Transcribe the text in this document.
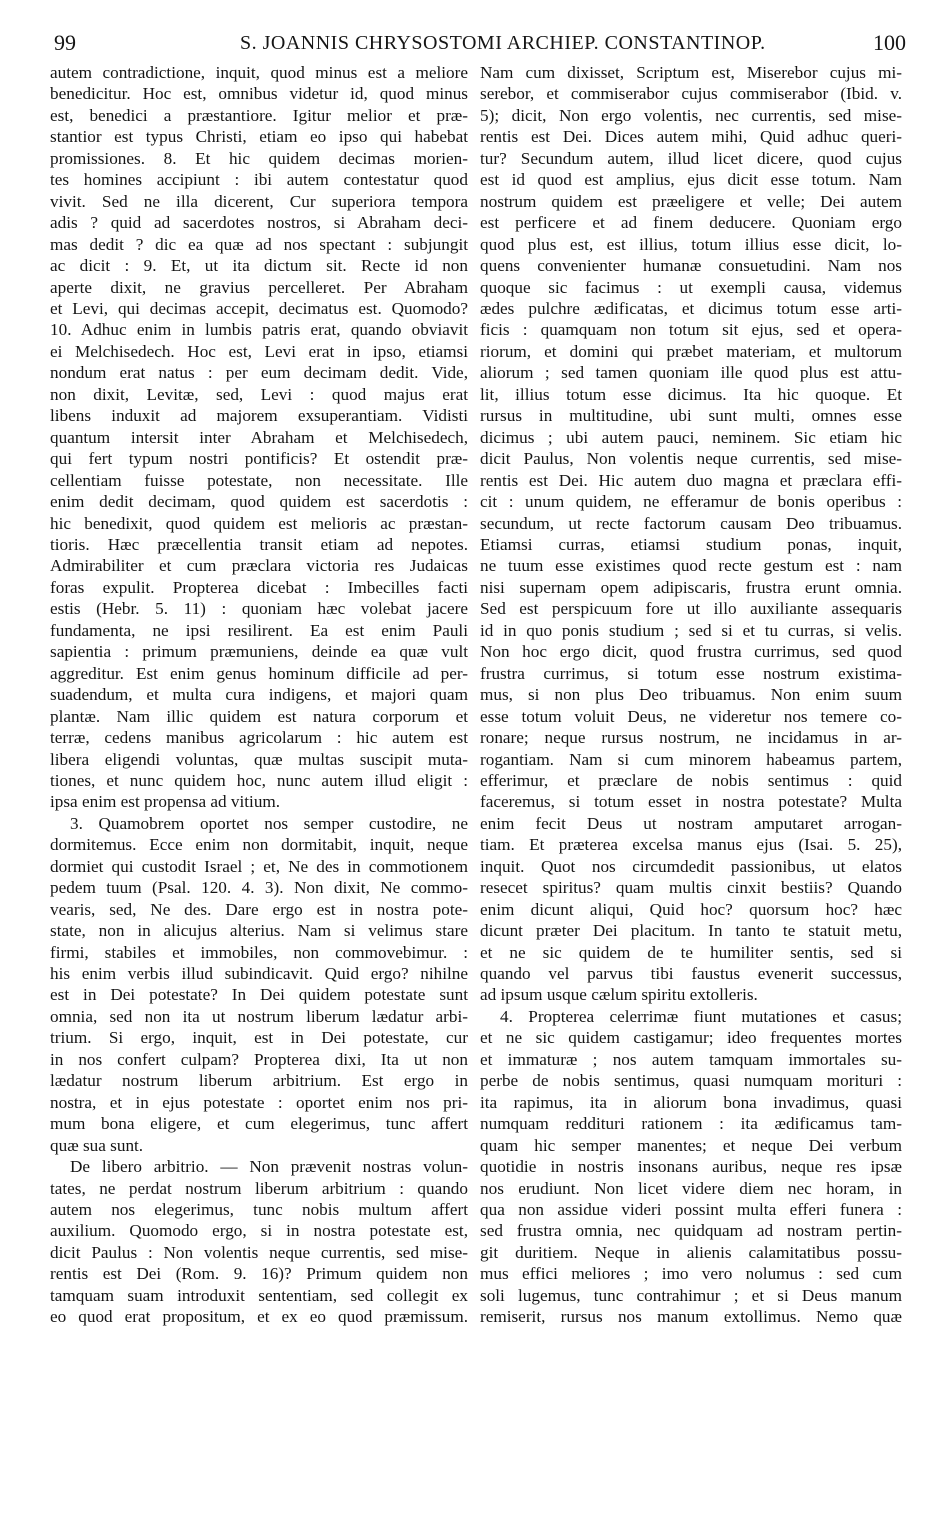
99	S. JOANNIS CHRYSOSTOMI ARCHIEP. CONSTANTINOP.	100
autem contradictione, inquit, quod minus est a meliore
benedicitur. Hoc est, omnibus videtur id, quod minus
est, benedici a præstantiore. Igitur melior et præ-
stantior est typus Christi, etiam eo ipso qui habebat
promissiones. 8. Et hic quidem decimas morien-
tes homines accipiunt : ibi autem contestatur quod
vivit. Sed ne illa dicerent, Cur superiora tempora
adis ? quid ad sacerdotes nostros, si Abraham deci-
mas dedit ? dic ea quæ ad nos spectant : subjungit
ac dicit : 9. Et, ut ita dictum sit. Recte id non
aperte dixit, ne gravius percelleret. Per Abraham
et Levi, qui decimas accepit, decimatus est. Quomodo?
10. Adhuc enim in lumbis patris erat, quando obviavit
ei Melchisedech. Hoc est, Levi erat in ipso, etiamsi
nondum erat natus : per eum decimam dedit. Vide,
non dixit, Levitæ, sed, Levi : quod majus erat
libens induxit ad majorem exsuperantiam. Vidisti
quantum intersit inter Abraham et Melchisedech,
qui fert typum nostri pontificis? Et ostendit præ-
cellentiam fuisse potestate, non necessitate. Ille
enim dedit decimam, quod quidem est sacerdotis :
hic benedixit, quod quidem est melioris ac præstan-
tioris. Hæc præcellentia transit etiam ad nepotes.
Admirabiliter et cum præclara victoria res Judaicas
foras expulit. Propterea dicebat : Imbecilles facti
estis (Hebr. 5. 11) : quoniam hæc volebat jacere
fundamenta, ne ipsi resilirent. Ea est enim Pauli
sapientia : primum præmuniens, deinde ea quæ vult
aggreditur. Est enim genus hominum difficile ad per-
suadendum, et multa cura indigens, et majori quam
plantæ. Nam illic quidem est natura corporum et
terræ, cedens manibus agricolarum : hic autem est
libera eligendi voluntas, quæ multas suscipit muta-
tiones, et nunc quidem hoc, nunc autem illud eligit :
ipsa enim est propensa ad vitium.
3. Quamobrem oportet nos semper custodire, ne
dormitemus. Ecce enim non dormitabit, inquit, neque
dormiet qui custodit Israel ; et, Ne des in commotionem
pedem tuum (Psal. 120. 4. 3). Non dixit, Ne commo-
vearis, sed, Ne des. Dare ergo est in nostra pote-
state, non in alicujus alterius. Nam si velimus stare
firmi, stabiles et immobiles, non commovebimur. :
his enim verbis illud subindicavit. Quid ergo? nihilne
est in Dei potestate? In Dei quidem potestate sunt
omnia, sed non ita ut nostrum liberum lædatur arbi-
trium. Si ergo, inquit, est in Dei potestate, cur
in nos confert culpam? Propterea dixi, Ita ut non
lædatur nostrum liberum arbitrium. Est ergo in
nostra, et in ejus potestate : oportet enim nos pri-
mum bona eligere, et cum elegerimus, tunc affert
quæ sua sunt.
De libero arbitrio. — Non prævenit nostras volun-
tates, ne perdat nostrum liberum arbitrium : quando
autem nos elegerimus, tunc nobis multum affert
auxilium. Quomodo ergo, si in nostra potestate est,
dicit Paulus : Non volentis neque currentis, sed mise-
rentis est Dei (Rom. 9. 16)? Primum quidem non
tamquam suam introduxit sententiam, sed collegit ex
eo quod erat propositum, et ex eo quod præmissum.
Nam cum dixisset, Scriptum est, Miserebor cujus mi-
serebor, et commiserabor cujus commiserabor (Ibid. v.
5); dicit, Non ergo volentis, nec currentis, sed mise-
rentis est Dei. Dices autem mihi, Quid adhuc queri-
tur? Secundum autem, illud licet dicere, quod cujus
est id quod est amplius, ejus dicit esse totum. Nam
nostrum quidem est præeligere et velle; Dei autem
est perficere et ad finem deducere. Quoniam ergo
quod plus est, est illius, totum illius esse dicit, lo-
quens convenienter humanæ consuetudini. Nam nos
quoque sic facimus : ut exempli causa, videmus
ædes pulchre ædificatas, et dicimus totum esse arti-
ficis : quamquam non totum sit ejus, sed et opera-
riorum, et domini qui præbet materiam, et multorum
aliorum ; sed tamen quoniam ille quod plus est attu-
lit, illius totum esse dicimus. Ita hic quoque. Et
rursus in multitudine, ubi sunt multi, omnes esse
dicimus ; ubi autem pauci, neminem. Sic etiam hic
dicit Paulus, Non volentis neque currentis, sed mise-
rentis est Dei. Hic autem duo magna et præclara effi-
cit : unum quidem, ne efferamur de bonis operibus :
secundum, ut recte factorum causam Deo tribuamus.
Etiamsi curras, etiamsi studium ponas, inquit,
ne tuum esse existimes quod recte gestum est : nam
nisi supernam opem adipiscaris, frustra erunt omnia.
Sed est perspicuum fore ut illo auxiliante assequaris
id in quo ponis studium ; sed si et tu curras, si velis.
Non hoc ergo dicit, quod frustra currimus, sed quod
frustra currimus, si totum esse nostrum existima-
mus, si non plus Deo tribuamus. Non enim suum
esse totum voluit Deus, ne videretur nos temere co-
ronare; neque rursus nostrum, ne incidamus in ar-
rogantiam. Nam si cum minorem habeamus partem,
efferimur, et præclare de nobis sentimus : quid
faceremus, si totum esset in nostra potestate? Multa
enim fecit Deus ut nostram amputaret arrogan-
tiam. Et præterea excelsa manus ejus (Isai. 5. 25),
inquit. Quot nos circumdedit passionibus, ut elatos
resecet spiritus? quam multis cinxit bestiis? Quando
enim dicunt aliqui, Quid hoc? quorsum hoc? hæc
dicunt præter Dei placitum. In tanto te statuit metu,
et ne sic quidem de te humiliter sentis, sed si
quando vel parvus tibi faustus evenerit successus,
ad ipsum usque cælum spiritu extolleris.
4. Propterea celerrimæ fiunt mutationes et casus;
et ne sic quidem castigamur; ideo frequentes mortes
et immaturæ ; nos autem tamquam immortales su-
perbe de nobis sentimus, quasi numquam morituri :
ita rapimus, ita in aliorum bona invadimus, quasi
numquam reddituri rationem : ita ædificamus tam-
quam hic semper manentes; et neque Dei verbum
quotidie in nostris insonans auribus, neque res ipsæ
nos erudiunt. Non licet videre diem nec horam, in
qua non assidue videri possint multa efferi funera :
sed frustra omnia, nec quidquam ad nostram pertin-
git duritiem. Neque in alienis calamitatibus possu-
mus effici meliores ; imo vero nolumus : sed cum
soli lugemus, tunc contrahimur ; et si Deus manum
remiserit, rursus nos manum extollimus. Nemo quæ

* _Exercise instructions_
How many lines in these entries contain the string "arbitrium"? State the number and nothing more.

* _Solution for this task_
2